Set task: Track down every line below that holds "über" and copy it.

## begin

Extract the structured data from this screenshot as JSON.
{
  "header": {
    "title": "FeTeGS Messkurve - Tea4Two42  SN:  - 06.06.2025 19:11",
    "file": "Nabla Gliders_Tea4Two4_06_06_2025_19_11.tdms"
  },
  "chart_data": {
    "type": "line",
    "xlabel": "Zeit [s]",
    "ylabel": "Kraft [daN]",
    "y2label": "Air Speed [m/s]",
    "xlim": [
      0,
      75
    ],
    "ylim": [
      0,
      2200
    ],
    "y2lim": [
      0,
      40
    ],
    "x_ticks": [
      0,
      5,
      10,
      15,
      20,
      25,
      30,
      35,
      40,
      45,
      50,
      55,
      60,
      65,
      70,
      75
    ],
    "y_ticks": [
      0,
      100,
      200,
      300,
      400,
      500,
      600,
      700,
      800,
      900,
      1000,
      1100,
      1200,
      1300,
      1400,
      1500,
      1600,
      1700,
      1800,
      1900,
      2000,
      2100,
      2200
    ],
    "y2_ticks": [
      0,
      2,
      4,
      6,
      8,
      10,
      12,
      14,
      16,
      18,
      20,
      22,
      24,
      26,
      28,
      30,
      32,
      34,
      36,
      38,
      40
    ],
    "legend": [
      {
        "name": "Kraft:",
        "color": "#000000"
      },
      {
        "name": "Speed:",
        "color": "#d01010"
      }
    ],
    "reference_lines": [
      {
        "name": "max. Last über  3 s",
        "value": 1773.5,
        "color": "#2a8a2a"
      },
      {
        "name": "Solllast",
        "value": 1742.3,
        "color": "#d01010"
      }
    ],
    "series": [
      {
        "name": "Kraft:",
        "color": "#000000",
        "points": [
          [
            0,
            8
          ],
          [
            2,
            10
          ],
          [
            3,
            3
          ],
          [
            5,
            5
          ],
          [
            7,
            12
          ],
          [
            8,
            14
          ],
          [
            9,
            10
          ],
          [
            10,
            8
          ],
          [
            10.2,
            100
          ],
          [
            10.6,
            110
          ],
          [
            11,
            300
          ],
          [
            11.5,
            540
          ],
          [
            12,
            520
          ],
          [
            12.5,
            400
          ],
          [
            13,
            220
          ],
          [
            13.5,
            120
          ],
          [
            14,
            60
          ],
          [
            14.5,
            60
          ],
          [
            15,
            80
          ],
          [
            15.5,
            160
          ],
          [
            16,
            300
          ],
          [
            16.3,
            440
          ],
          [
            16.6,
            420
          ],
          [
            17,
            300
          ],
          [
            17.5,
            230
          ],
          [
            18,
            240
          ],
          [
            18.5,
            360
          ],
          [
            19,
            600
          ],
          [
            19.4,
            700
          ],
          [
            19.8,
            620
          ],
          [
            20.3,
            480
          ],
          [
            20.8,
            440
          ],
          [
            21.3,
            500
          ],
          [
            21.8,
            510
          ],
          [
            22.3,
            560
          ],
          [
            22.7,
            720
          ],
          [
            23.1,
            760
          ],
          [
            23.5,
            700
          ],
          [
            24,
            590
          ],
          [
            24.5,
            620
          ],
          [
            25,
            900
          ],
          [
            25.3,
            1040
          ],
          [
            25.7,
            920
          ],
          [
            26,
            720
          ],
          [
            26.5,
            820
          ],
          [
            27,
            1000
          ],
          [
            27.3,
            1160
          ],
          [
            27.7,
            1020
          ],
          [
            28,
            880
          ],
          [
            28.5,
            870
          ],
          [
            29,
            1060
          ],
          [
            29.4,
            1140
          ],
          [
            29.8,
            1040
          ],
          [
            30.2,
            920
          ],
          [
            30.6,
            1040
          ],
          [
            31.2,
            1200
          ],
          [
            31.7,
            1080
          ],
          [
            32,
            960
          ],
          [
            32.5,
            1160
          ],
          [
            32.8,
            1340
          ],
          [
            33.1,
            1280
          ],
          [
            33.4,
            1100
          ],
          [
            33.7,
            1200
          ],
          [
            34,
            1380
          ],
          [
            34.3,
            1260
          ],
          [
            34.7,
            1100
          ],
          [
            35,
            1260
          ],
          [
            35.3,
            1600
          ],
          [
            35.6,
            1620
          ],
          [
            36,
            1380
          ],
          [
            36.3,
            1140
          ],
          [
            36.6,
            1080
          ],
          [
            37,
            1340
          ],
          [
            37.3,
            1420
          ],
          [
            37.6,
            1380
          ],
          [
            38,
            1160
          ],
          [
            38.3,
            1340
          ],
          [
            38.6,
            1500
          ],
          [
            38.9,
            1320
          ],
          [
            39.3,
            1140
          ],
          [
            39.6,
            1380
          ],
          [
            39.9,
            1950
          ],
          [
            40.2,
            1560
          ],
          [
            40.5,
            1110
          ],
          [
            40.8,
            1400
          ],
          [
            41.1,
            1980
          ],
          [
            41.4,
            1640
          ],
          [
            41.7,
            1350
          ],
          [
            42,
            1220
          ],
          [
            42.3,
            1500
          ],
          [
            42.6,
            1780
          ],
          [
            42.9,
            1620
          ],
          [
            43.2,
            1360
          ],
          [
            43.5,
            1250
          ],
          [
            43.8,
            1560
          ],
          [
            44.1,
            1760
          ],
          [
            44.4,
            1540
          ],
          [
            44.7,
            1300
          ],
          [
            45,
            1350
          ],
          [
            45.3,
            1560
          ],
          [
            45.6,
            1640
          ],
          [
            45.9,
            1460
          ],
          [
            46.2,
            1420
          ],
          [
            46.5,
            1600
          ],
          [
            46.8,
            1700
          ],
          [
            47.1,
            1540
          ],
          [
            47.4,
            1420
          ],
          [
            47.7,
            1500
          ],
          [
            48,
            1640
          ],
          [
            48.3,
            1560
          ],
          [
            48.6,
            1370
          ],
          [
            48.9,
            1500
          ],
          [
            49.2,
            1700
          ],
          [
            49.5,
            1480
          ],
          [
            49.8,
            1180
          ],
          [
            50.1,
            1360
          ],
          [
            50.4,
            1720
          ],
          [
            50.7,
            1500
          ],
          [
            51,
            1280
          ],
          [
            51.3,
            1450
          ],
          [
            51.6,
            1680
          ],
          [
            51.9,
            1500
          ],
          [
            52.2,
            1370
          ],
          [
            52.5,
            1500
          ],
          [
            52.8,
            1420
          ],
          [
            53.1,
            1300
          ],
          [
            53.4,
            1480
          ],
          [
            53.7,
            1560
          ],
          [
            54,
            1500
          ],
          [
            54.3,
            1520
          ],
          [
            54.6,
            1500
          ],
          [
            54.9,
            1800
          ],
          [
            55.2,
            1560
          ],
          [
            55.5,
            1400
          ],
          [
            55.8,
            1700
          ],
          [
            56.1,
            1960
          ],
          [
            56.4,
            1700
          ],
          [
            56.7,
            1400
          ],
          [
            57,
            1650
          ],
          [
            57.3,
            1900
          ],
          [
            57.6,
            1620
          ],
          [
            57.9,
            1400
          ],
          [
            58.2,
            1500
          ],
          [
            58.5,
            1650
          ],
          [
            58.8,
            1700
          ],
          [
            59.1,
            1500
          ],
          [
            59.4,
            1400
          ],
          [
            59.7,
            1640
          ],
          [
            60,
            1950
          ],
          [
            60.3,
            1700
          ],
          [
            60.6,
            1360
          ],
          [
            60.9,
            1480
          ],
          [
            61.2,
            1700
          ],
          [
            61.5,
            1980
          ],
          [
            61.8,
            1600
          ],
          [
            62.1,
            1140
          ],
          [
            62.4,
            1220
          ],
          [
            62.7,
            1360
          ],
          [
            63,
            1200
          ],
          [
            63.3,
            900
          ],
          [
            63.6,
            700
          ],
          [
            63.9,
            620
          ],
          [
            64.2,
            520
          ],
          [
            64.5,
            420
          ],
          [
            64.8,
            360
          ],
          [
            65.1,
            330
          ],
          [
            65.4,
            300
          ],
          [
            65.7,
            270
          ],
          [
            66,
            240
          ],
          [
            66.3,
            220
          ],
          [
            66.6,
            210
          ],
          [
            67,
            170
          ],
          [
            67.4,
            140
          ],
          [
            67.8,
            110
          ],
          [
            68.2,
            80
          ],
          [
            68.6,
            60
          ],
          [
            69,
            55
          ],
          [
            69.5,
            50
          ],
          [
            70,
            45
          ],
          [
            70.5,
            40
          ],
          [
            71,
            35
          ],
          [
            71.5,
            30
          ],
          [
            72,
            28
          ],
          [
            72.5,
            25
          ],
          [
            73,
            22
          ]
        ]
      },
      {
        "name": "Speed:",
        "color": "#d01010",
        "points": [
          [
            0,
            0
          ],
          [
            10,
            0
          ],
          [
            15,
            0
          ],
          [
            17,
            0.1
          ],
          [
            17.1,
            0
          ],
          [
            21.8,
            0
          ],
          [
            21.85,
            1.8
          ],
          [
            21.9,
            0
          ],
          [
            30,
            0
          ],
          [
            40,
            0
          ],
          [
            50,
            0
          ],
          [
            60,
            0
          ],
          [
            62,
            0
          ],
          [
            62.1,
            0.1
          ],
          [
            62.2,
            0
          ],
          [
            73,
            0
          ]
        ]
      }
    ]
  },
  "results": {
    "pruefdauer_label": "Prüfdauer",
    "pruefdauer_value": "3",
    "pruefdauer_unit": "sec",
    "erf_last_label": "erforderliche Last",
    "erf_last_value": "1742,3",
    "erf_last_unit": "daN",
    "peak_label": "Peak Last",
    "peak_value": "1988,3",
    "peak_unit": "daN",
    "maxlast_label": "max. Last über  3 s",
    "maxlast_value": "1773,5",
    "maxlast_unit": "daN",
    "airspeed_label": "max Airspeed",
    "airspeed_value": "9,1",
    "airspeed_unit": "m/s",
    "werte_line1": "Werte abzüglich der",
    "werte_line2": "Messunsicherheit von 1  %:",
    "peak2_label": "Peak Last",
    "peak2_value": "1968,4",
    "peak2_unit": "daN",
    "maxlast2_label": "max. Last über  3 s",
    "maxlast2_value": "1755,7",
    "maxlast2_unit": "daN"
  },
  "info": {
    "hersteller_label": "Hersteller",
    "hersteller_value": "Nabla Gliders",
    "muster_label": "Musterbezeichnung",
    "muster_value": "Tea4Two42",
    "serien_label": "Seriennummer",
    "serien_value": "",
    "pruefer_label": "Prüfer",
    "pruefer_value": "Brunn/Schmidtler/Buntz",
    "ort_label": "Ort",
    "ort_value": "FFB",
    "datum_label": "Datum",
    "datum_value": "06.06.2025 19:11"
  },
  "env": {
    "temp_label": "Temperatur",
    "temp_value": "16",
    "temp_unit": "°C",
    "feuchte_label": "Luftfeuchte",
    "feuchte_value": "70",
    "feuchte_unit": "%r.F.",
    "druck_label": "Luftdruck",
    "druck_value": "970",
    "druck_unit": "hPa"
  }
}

## end

Answer for this exercise:
        "name": "max. Last über  3 s",
    "maxlast_label": "max. Last über  3 s",
    "maxlast2_label": "max. Last über  3 s",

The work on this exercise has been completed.